RECORDS TO PROCESS start

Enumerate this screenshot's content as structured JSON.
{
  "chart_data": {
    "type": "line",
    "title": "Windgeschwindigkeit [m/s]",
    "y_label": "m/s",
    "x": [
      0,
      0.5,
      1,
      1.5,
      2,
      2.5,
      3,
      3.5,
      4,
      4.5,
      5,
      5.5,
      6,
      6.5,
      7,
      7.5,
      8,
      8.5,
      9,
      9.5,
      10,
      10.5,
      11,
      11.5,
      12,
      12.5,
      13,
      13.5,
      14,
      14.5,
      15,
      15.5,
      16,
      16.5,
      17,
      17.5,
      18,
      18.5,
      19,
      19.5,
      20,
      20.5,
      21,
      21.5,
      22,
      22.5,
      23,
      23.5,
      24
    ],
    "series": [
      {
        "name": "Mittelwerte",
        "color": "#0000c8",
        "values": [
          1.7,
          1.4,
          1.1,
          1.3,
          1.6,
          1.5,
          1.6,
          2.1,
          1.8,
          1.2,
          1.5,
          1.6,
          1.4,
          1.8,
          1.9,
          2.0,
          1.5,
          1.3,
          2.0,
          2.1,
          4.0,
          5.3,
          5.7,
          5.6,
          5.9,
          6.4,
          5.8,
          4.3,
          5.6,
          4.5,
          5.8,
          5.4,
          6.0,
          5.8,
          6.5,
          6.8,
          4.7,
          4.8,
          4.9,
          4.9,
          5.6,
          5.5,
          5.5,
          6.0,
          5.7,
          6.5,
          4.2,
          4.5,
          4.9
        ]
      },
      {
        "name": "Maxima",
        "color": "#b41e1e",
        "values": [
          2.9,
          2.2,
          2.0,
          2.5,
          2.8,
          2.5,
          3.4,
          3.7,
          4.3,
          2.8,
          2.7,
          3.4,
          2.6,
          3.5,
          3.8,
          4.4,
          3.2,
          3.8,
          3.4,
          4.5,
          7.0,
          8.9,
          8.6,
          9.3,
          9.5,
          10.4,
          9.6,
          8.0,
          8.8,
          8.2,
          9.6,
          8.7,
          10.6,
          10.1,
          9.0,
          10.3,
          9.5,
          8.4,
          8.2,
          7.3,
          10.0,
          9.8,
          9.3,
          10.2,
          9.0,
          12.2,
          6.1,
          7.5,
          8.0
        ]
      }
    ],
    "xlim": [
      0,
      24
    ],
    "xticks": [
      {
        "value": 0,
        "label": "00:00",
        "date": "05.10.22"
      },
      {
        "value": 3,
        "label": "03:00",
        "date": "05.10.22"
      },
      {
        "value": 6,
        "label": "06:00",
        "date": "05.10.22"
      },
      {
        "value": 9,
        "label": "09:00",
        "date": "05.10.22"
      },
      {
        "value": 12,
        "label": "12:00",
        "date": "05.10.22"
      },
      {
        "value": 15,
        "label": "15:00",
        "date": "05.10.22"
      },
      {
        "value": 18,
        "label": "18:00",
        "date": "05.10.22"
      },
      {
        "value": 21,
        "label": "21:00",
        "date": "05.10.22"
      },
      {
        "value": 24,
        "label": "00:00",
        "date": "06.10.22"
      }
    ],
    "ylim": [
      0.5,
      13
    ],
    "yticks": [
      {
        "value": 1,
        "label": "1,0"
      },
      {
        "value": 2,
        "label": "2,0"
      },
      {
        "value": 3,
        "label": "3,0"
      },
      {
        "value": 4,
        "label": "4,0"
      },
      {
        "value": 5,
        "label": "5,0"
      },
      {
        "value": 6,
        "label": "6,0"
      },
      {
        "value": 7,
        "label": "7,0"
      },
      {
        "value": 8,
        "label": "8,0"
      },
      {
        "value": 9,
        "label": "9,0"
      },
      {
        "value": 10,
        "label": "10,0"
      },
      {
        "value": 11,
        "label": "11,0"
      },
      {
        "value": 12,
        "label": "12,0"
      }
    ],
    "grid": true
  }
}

RECORDS TO PROCESS end

## TO DO:
Reproduce the complete data exactly as presented above.

## RESPONSE BELOW:
Enumerate this screenshot's content as structured JSON.
{
  "chart_data": {
    "type": "line",
    "title": "Windgeschwindigkeit [m/s]",
    "y_label": "m/s",
    "x": [
      0,
      0.5,
      1,
      1.5,
      2,
      2.5,
      3,
      3.5,
      4,
      4.5,
      5,
      5.5,
      6,
      6.5,
      7,
      7.5,
      8,
      8.5,
      9,
      9.5,
      10,
      10.5,
      11,
      11.5,
      12,
      12.5,
      13,
      13.5,
      14,
      14.5,
      15,
      15.5,
      16,
      16.5,
      17,
      17.5,
      18,
      18.5,
      19,
      19.5,
      20,
      20.5,
      21,
      21.5,
      22,
      22.5,
      23,
      23.5,
      24
    ],
    "series": [
      {
        "name": "Mittelwerte",
        "color": "#0000c8",
        "values": [
          1.7,
          1.4,
          1.1,
          1.3,
          1.6,
          1.5,
          1.6,
          2.1,
          1.8,
          1.2,
          1.5,
          1.6,
          1.4,
          1.8,
          1.9,
          2.0,
          1.5,
          1.3,
          2.0,
          2.1,
          4.0,
          5.3,
          5.7,
          5.6,
          5.9,
          6.4,
          5.8,
          4.3,
          5.6,
          4.5,
          5.8,
          5.4,
          6.0,
          5.8,
          6.5,
          6.8,
          4.7,
          4.8,
          4.9,
          4.9,
          5.6,
          5.5,
          5.5,
          6.0,
          5.7,
          6.5,
          4.2,
          4.5,
          4.9
        ]
      },
      {
        "name": "Maxima",
        "color": "#b41e1e",
        "values": [
          2.9,
          2.2,
          2.0,
          2.5,
          2.8,
          2.5,
          3.4,
          3.7,
          4.3,
          2.8,
          2.7,
          3.4,
          2.6,
          3.5,
          3.8,
          4.4,
          3.2,
          3.8,
          3.4,
          4.5,
          7.0,
          8.9,
          8.6,
          9.3,
          9.5,
          10.4,
          9.6,
          8.0,
          8.8,
          8.2,
          9.6,
          8.7,
          10.6,
          10.1,
          9.0,
          10.3,
          9.5,
          8.4,
          8.2,
          7.3,
          10.0,
          9.8,
          9.3,
          10.2,
          9.0,
          12.2,
          6.1,
          7.5,
          8.0
        ]
      }
    ],
    "xlim": [
      0,
      24
    ],
    "xticks": [
      {
        "value": 0,
        "label": "00:00",
        "date": "05.10.22"
      },
      {
        "value": 3,
        "label": "03:00",
        "date": "05.10.22"
      },
      {
        "value": 6,
        "label": "06:00",
        "date": "05.10.22"
      },
      {
        "value": 9,
        "label": "09:00",
        "date": "05.10.22"
      },
      {
        "value": 12,
        "label": "12:00",
        "date": "05.10.22"
      },
      {
        "value": 15,
        "label": "15:00",
        "date": "05.10.22"
      },
      {
        "value": 18,
        "label": "18:00",
        "date": "05.10.22"
      },
      {
        "value": 21,
        "label": "21:00",
        "date": "05.10.22"
      },
      {
        "value": 24,
        "label": "00:00",
        "date": "06.10.22"
      }
    ],
    "ylim": [
      0.5,
      13
    ],
    "yticks": [
      {
        "value": 1,
        "label": "1,0"
      },
      {
        "value": 2,
        "label": "2,0"
      },
      {
        "value": 3,
        "label": "3,0"
      },
      {
        "value": 4,
        "label": "4,0"
      },
      {
        "value": 5,
        "label": "5,0"
      },
      {
        "value": 6,
        "label": "6,0"
      },
      {
        "value": 7,
        "label": "7,0"
      },
      {
        "value": 8,
        "label": "8,0"
      },
      {
        "value": 9,
        "label": "9,0"
      },
      {
        "value": 10,
        "label": "10,0"
      },
      {
        "value": 11,
        "label": "11,0"
      },
      {
        "value": 12,
        "label": "12,0"
      }
    ],
    "grid": true
  }
}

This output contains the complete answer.